OBJECTIVE: Exactly reproduce the lines that follow.

GIVEN ENTRIES:
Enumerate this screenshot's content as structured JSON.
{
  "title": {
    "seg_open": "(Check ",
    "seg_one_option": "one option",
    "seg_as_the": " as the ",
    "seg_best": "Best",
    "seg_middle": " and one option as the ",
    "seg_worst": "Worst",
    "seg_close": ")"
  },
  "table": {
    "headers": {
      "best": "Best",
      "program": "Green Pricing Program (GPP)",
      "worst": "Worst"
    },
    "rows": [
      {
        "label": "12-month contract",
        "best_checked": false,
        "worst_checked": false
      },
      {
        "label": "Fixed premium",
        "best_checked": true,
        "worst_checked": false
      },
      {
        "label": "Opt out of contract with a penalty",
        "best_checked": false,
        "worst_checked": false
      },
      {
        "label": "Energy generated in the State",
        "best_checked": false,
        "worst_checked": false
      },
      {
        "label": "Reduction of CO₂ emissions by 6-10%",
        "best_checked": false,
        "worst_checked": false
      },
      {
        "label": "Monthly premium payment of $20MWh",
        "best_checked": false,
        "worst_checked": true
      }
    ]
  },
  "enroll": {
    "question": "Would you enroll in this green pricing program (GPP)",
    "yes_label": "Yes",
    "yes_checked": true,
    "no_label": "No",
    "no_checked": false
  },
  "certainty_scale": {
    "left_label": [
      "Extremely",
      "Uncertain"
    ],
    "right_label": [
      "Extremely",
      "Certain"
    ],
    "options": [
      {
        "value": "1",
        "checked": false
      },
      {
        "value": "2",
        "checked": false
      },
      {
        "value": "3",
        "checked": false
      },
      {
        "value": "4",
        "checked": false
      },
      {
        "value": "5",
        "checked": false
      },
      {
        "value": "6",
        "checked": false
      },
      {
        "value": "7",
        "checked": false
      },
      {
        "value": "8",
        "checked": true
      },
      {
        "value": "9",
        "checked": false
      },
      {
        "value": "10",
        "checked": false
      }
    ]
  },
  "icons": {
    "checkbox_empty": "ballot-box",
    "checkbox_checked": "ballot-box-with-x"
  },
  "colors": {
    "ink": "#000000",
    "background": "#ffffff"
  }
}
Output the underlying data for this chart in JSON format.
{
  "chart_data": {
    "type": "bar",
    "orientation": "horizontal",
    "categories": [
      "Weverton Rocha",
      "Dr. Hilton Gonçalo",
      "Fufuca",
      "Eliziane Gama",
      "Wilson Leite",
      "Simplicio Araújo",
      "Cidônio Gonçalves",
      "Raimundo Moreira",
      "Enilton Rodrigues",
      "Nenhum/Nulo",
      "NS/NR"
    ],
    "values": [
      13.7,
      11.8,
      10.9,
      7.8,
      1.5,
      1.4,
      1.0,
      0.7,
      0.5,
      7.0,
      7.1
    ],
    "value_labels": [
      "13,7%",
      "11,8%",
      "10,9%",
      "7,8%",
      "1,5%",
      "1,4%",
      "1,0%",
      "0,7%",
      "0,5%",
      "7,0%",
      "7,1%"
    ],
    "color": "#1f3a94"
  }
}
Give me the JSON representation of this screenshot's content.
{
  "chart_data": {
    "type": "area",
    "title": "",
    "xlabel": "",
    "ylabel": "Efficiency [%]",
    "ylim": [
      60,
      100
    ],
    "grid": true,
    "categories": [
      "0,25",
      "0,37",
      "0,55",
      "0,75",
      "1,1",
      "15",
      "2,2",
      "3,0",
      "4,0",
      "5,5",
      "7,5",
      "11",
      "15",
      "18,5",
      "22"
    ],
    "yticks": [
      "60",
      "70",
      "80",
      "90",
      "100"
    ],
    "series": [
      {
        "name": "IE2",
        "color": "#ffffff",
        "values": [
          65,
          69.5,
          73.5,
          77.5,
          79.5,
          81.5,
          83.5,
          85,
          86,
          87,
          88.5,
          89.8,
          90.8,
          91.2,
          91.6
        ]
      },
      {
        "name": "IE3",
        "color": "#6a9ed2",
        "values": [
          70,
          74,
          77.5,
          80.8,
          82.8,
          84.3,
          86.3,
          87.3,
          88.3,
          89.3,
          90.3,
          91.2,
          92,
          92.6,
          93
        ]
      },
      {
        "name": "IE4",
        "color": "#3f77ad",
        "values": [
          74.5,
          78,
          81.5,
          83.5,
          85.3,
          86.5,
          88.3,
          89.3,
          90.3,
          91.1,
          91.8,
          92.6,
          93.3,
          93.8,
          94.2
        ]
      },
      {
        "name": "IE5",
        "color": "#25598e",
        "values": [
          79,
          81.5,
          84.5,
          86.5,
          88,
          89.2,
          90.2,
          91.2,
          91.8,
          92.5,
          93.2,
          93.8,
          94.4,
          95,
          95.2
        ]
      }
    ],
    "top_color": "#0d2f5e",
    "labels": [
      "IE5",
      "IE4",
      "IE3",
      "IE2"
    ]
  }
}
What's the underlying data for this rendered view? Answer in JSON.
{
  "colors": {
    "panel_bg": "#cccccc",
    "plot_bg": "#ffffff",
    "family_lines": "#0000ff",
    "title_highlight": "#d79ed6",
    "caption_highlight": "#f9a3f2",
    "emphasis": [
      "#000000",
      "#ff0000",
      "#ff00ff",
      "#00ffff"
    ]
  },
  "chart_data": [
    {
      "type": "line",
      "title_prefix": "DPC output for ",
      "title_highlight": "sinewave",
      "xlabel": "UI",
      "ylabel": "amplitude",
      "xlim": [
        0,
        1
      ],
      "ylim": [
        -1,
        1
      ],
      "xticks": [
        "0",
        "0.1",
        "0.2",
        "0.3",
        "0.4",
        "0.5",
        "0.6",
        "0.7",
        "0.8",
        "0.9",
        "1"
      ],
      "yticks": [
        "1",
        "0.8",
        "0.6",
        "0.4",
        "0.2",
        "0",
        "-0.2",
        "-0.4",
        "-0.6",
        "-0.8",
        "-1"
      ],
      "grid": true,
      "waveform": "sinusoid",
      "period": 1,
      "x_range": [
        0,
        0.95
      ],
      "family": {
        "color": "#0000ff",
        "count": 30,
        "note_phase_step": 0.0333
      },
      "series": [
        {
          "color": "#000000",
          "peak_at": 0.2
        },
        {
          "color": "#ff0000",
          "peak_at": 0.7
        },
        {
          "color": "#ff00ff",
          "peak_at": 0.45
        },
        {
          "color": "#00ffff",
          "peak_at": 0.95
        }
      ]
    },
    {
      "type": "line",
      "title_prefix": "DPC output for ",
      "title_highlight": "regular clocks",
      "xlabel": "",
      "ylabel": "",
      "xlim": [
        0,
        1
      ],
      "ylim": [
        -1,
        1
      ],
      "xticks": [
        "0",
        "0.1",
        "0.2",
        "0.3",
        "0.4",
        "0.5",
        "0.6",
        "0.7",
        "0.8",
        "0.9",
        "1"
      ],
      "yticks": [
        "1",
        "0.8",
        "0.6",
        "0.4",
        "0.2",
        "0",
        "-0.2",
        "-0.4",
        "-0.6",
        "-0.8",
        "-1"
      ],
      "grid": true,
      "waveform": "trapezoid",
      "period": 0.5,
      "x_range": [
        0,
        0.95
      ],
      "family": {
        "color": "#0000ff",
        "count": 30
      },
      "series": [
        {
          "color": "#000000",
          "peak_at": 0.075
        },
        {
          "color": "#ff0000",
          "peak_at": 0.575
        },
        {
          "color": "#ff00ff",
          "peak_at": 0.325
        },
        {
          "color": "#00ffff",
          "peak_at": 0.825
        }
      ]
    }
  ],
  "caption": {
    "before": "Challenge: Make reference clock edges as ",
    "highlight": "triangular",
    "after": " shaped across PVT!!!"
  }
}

TASK ANSWER:
Enumerate this screenshot's content as structured JSON.
{
  "title": {
    "seg_open": "(Check ",
    "seg_one_option": "one option",
    "seg_as_the": " as the ",
    "seg_best": "Best",
    "seg_middle": " and one option as the ",
    "seg_worst": "Worst",
    "seg_close": ")"
  },
  "table": {
    "headers": {
      "best": "Best",
      "program": "Green Pricing Program (GPP)",
      "worst": "Worst"
    },
    "rows": [
      {
        "label": "12-month contract",
        "best_checked": false,
        "worst_checked": false
      },
      {
        "label": "Fixed premium",
        "best_checked": true,
        "worst_checked": false
      },
      {
        "label": "Opt out of contract with a penalty",
        "best_checked": false,
        "worst_checked": false
      },
      {
        "label": "Energy generated in the State",
        "best_checked": false,
        "worst_checked": false
      },
      {
        "label": "Reduction of CO₂ emissions by 6-10%",
        "best_checked": false,
        "worst_checked": false
      },
      {
        "label": "Monthly premium payment of $20MWh",
        "best_checked": false,
        "worst_checked": true
      }
    ]
  },
  "enroll": {
    "question": "Would you enroll in this green pricing program (GPP)",
    "yes_label": "Yes",
    "yes_checked": true,
    "no_label": "No",
    "no_checked": false
  },
  "certainty_scale": {
    "left_label": [
      "Extremely",
      "Uncertain"
    ],
    "right_label": [
      "Extremely",
      "Certain"
    ],
    "options": [
      {
        "value": "1",
        "checked": false
      },
      {
        "value": "2",
        "checked": false
      },
      {
        "value": "3",
        "checked": false
      },
      {
        "value": "4",
        "checked": false
      },
      {
        "value": "5",
        "checked": false
      },
      {
        "value": "6",
        "checked": false
      },
      {
        "value": "7",
        "checked": false
      },
      {
        "value": "8",
        "checked": true
      },
      {
        "value": "9",
        "checked": false
      },
      {
        "value": "10",
        "checked": false
      }
    ]
  },
  "icons": {
    "checkbox_empty": "ballot-box",
    "checkbox_checked": "ballot-box-with-x"
  },
  "colors": {
    "ink": "#000000",
    "background": "#ffffff"
  }
}
Output the underlying data for this chart in JSON format.
{
  "chart_data": {
    "type": "bar",
    "orientation": "horizontal",
    "categories": [
      "Weverton Rocha",
      "Dr. Hilton Gonçalo",
      "Fufuca",
      "Eliziane Gama",
      "Wilson Leite",
      "Simplicio Araújo",
      "Cidônio Gonçalves",
      "Raimundo Moreira",
      "Enilton Rodrigues",
      "Nenhum/Nulo",
      "NS/NR"
    ],
    "values": [
      13.7,
      11.8,
      10.9,
      7.8,
      1.5,
      1.4,
      1.0,
      0.7,
      0.5,
      7.0,
      7.1
    ],
    "value_labels": [
      "13,7%",
      "11,8%",
      "10,9%",
      "7,8%",
      "1,5%",
      "1,4%",
      "1,0%",
      "0,7%",
      "0,5%",
      "7,0%",
      "7,1%"
    ],
    "color": "#1f3a94"
  }
}
Give me the JSON representation of this screenshot's content.
{
  "chart_data": {
    "type": "area",
    "title": "",
    "xlabel": "",
    "ylabel": "Efficiency [%]",
    "ylim": [
      60,
      100
    ],
    "grid": true,
    "categories": [
      "0,25",
      "0,37",
      "0,55",
      "0,75",
      "1,1",
      "15",
      "2,2",
      "3,0",
      "4,0",
      "5,5",
      "7,5",
      "11",
      "15",
      "18,5",
      "22"
    ],
    "yticks": [
      "60",
      "70",
      "80",
      "90",
      "100"
    ],
    "series": [
      {
        "name": "IE2",
        "color": "#ffffff",
        "values": [
          65,
          69.5,
          73.5,
          77.5,
          79.5,
          81.5,
          83.5,
          85,
          86,
          87,
          88.5,
          89.8,
          90.8,
          91.2,
          91.6
        ]
      },
      {
        "name": "IE3",
        "color": "#6a9ed2",
        "values": [
          70,
          74,
          77.5,
          80.8,
          82.8,
          84.3,
          86.3,
          87.3,
          88.3,
          89.3,
          90.3,
          91.2,
          92,
          92.6,
          93
        ]
      },
      {
        "name": "IE4",
        "color": "#3f77ad",
        "values": [
          74.5,
          78,
          81.5,
          83.5,
          85.3,
          86.5,
          88.3,
          89.3,
          90.3,
          91.1,
          91.8,
          92.6,
          93.3,
          93.8,
          94.2
        ]
      },
      {
        "name": "IE5",
        "color": "#25598e",
        "values": [
          79,
          81.5,
          84.5,
          86.5,
          88,
          89.2,
          90.2,
          91.2,
          91.8,
          92.5,
          93.2,
          93.8,
          94.4,
          95,
          95.2
        ]
      }
    ],
    "top_color": "#0d2f5e",
    "labels": [
      "IE5",
      "IE4",
      "IE3",
      "IE2"
    ]
  }
}
What's the underlying data for this rendered view? Answer in JSON.
{
  "colors": {
    "panel_bg": "#cccccc",
    "plot_bg": "#ffffff",
    "family_lines": "#0000ff",
    "title_highlight": "#d79ed6",
    "caption_highlight": "#f9a3f2",
    "emphasis": [
      "#000000",
      "#ff0000",
      "#ff00ff",
      "#00ffff"
    ]
  },
  "chart_data": [
    {
      "type": "line",
      "title_prefix": "DPC output for ",
      "title_highlight": "sinewave",
      "xlabel": "UI",
      "ylabel": "amplitude",
      "xlim": [
        0,
        1
      ],
      "ylim": [
        -1,
        1
      ],
      "xticks": [
        "0",
        "0.1",
        "0.2",
        "0.3",
        "0.4",
        "0.5",
        "0.6",
        "0.7",
        "0.8",
        "0.9",
        "1"
      ],
      "yticks": [
        "1",
        "0.8",
        "0.6",
        "0.4",
        "0.2",
        "0",
        "-0.2",
        "-0.4",
        "-0.6",
        "-0.8",
        "-1"
      ],
      "grid": true,
      "waveform": "sinusoid",
      "period": 1,
      "x_range": [
        0,
        0.95
      ],
      "family": {
        "color": "#0000ff",
        "count": 30,
        "note_phase_step": 0.0333
      },
      "series": [
        {
          "color": "#000000",
          "peak_at": 0.2
        },
        {
          "color": "#ff0000",
          "peak_at": 0.7
        },
        {
          "color": "#ff00ff",
          "peak_at": 0.45
        },
        {
          "color": "#00ffff",
          "peak_at": 0.95
        }
      ]
    },
    {
      "type": "line",
      "title_prefix": "DPC output for ",
      "title_highlight": "regular clocks",
      "xlabel": "",
      "ylabel": "",
      "xlim": [
        0,
        1
      ],
      "ylim": [
        -1,
        1
      ],
      "xticks": [
        "0",
        "0.1",
        "0.2",
        "0.3",
        "0.4",
        "0.5",
        "0.6",
        "0.7",
        "0.8",
        "0.9",
        "1"
      ],
      "yticks": [
        "1",
        "0.8",
        "0.6",
        "0.4",
        "0.2",
        "0",
        "-0.2",
        "-0.4",
        "-0.6",
        "-0.8",
        "-1"
      ],
      "grid": true,
      "waveform": "trapezoid",
      "period": 0.5,
      "x_range": [
        0,
        0.95
      ],
      "family": {
        "color": "#0000ff",
        "count": 30
      },
      "series": [
        {
          "color": "#000000",
          "peak_at": 0.075
        },
        {
          "color": "#ff0000",
          "peak_at": 0.575
        },
        {
          "color": "#ff00ff",
          "peak_at": 0.325
        },
        {
          "color": "#00ffff",
          "peak_at": 0.825
        }
      ]
    }
  ],
  "caption": {
    "before": "Challenge: Make reference clock edges as ",
    "highlight": "triangular",
    "after": " shaped across PVT!!!"
  }
}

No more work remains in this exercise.